### Set exercise
Locate each line holding the string "name" and copy it.

## start Given records

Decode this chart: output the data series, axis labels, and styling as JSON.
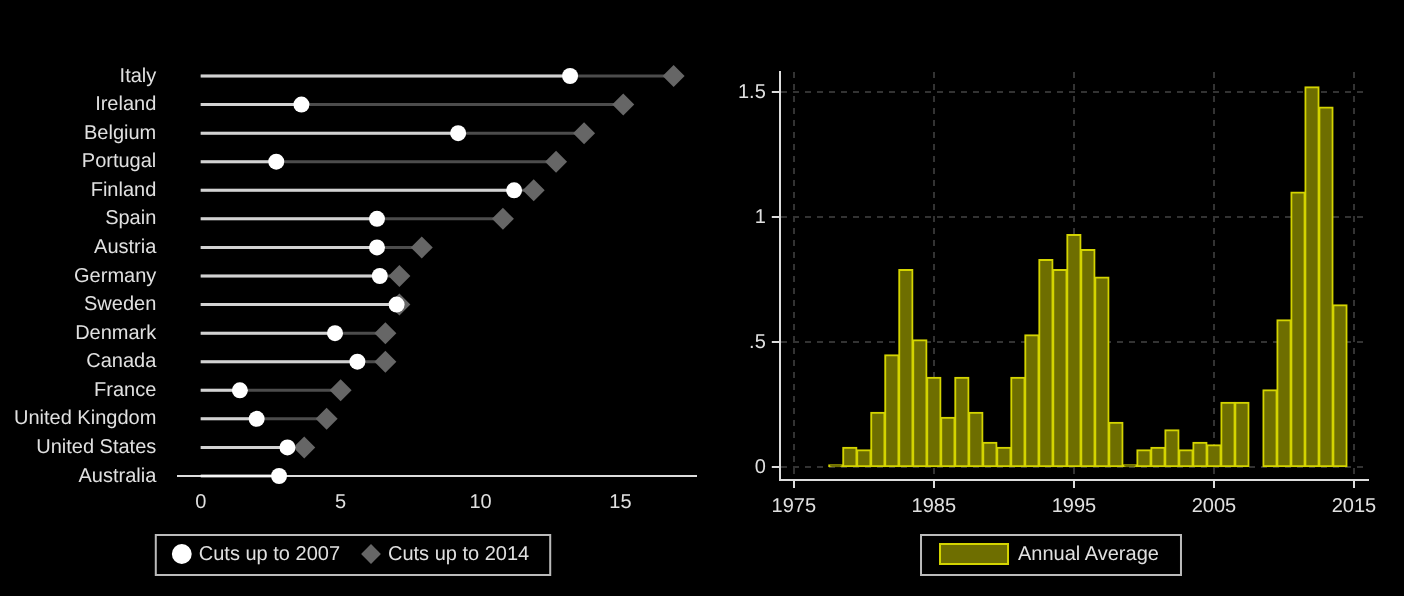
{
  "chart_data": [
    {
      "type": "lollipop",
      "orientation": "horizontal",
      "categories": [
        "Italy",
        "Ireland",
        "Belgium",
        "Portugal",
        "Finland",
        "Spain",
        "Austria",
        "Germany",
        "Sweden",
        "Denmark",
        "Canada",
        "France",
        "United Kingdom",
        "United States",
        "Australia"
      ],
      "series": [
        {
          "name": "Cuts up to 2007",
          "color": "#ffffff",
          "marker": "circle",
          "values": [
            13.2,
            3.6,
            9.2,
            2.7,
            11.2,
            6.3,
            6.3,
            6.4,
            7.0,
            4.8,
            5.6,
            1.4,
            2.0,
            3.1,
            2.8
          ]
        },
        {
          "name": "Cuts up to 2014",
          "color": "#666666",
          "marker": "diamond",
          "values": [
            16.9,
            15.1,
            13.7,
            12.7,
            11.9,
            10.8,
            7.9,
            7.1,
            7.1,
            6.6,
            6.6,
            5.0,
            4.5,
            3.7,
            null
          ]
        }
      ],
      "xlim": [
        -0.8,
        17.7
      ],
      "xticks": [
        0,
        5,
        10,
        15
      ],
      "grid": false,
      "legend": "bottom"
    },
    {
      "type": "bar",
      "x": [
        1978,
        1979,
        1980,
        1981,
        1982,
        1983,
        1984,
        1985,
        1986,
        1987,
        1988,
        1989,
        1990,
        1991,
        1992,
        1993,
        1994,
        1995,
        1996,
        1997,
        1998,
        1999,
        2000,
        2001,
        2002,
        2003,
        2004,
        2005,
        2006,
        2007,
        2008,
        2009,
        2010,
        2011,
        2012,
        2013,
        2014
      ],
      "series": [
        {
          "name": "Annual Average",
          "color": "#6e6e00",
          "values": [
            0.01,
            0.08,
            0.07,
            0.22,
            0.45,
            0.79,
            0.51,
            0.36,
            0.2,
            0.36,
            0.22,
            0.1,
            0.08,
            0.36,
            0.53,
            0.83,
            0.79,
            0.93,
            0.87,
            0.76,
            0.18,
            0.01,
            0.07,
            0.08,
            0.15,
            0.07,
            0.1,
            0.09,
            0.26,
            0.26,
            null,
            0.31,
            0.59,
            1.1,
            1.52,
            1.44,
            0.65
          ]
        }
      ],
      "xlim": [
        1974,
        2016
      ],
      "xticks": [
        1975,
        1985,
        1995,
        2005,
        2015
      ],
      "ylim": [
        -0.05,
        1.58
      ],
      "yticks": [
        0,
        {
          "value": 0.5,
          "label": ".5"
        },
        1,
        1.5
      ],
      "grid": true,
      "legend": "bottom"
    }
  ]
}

## end Given records

### Task response
          "name": "Cuts up to 2007",
          "name": "Cuts up to 2014",
          "name": "Annual Average",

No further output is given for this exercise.